I’m done with my pitty party. It’s been a few weeks since I DNF’d at Starvation Xtri. This was my first, and hopefully only DNF that I’ll experience. I’ve been wrestling these last weeks with trying to accept my decision, believing in my heart that I would have been just on the edge of completing the race had I kept going.

The name says it all… Starvation was needed to mount that final crest, and I didn’t lose enough weight to make it happen.

As I wrestled with it this morning, my wife commented over coffee that “I chose the hardest goal in the hardest year of my life, and used it to pull myself up out of bed each morning.”

It hit me in a new way when she framed it not as failure, but as alchemy as I transmuted grief into motion. Starvation wasn’t the destination; it was the vehicle as I lived the victory every day that I got on the bike, ran, or swam while carrying grief on your back. The DNF wasn’t an ending, it was an honest mirror: it showed me where my body and spirit intersected with reality. And learned from her experience. I didn’t disregard the signs or take the unnecessary risk, I listened, which means I passed the real test.

» **Extracted material**:
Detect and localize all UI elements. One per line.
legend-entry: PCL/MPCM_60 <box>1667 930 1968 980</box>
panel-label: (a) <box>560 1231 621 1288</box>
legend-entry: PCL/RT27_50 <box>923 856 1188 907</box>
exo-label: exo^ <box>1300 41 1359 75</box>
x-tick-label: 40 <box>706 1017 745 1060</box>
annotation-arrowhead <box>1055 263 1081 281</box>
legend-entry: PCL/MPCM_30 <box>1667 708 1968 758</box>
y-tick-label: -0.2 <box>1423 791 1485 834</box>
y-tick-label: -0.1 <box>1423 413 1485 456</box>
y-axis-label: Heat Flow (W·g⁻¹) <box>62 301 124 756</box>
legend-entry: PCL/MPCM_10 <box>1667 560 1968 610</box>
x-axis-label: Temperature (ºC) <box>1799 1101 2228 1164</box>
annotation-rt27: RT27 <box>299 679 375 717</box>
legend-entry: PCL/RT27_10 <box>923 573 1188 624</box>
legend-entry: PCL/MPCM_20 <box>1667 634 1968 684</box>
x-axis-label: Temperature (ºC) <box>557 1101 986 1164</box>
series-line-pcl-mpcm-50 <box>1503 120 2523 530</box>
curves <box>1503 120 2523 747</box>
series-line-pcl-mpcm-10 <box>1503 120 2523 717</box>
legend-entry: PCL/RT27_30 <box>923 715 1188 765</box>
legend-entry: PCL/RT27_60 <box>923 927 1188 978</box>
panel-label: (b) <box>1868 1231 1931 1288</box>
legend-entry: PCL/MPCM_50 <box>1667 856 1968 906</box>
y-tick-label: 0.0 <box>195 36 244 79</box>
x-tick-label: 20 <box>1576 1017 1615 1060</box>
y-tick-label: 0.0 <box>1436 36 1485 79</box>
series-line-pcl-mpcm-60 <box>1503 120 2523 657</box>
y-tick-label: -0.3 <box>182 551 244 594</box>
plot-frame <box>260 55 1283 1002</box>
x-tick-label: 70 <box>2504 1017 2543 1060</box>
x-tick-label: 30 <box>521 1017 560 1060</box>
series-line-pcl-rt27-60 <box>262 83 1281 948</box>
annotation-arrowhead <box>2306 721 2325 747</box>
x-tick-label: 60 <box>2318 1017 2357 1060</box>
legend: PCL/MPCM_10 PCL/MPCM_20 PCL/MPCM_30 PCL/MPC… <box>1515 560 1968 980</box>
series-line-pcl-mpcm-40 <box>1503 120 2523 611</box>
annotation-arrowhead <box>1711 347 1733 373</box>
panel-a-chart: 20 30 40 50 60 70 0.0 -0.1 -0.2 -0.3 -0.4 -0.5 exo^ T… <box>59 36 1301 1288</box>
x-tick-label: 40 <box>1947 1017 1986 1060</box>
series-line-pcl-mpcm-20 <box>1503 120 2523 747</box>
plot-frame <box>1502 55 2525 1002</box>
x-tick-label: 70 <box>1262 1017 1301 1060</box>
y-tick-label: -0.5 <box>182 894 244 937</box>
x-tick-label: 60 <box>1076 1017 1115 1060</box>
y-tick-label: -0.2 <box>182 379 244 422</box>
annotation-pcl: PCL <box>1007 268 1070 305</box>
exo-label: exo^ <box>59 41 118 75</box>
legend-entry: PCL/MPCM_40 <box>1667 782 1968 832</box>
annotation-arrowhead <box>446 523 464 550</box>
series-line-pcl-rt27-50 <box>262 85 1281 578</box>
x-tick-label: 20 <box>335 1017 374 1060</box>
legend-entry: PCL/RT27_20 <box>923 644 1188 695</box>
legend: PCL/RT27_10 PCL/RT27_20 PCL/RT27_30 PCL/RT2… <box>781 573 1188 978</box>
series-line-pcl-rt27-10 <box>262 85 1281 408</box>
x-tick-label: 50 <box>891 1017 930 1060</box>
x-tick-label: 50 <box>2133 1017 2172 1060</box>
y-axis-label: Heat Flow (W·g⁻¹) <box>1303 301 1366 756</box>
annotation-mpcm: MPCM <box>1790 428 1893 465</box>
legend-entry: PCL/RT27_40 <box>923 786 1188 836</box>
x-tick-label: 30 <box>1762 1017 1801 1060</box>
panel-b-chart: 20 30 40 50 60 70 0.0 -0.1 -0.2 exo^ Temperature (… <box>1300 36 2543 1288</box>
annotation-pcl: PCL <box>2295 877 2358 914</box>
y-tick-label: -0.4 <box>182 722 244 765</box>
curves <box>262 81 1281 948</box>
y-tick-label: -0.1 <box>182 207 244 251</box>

» **Work instruction 1**: Transcribe everything in the post about the Starvation Xtri DNF from "The name says" down to "the real test.".
» **Work instruction 2**: In the post about the Starvation Xtri DNF, how long has it been since the writer did not finish the race?
The records are not needed for what follows.

» **Answer area 1**:
The name says it all… Starvation was needed to mount that final crest, and I didn’t lose enough weight to make it happen.

As I wrestled with it this morning, my wife commented over coffee that “I chose the hardest goal in the hardest year of my life, and used it to pull myself up out of bed each morning.”

It hit me in a new way when she framed it not as failure, but as alchemy as I transmuted grief into motion. Starvation wasn’t the destination; it was the vehicle as I lived the victory every day that I got on the bike, ran, or swam while carrying grief on your back. The DNF wasn’t an ending, it was an honest mirror: it showed me where my body and spirit intersected with reality. And learned from her experience. I didn’t disregard the signs or take the unnecessary risk, I listened, which means I passed the real test.

» **Answer area 2**: A few weeks.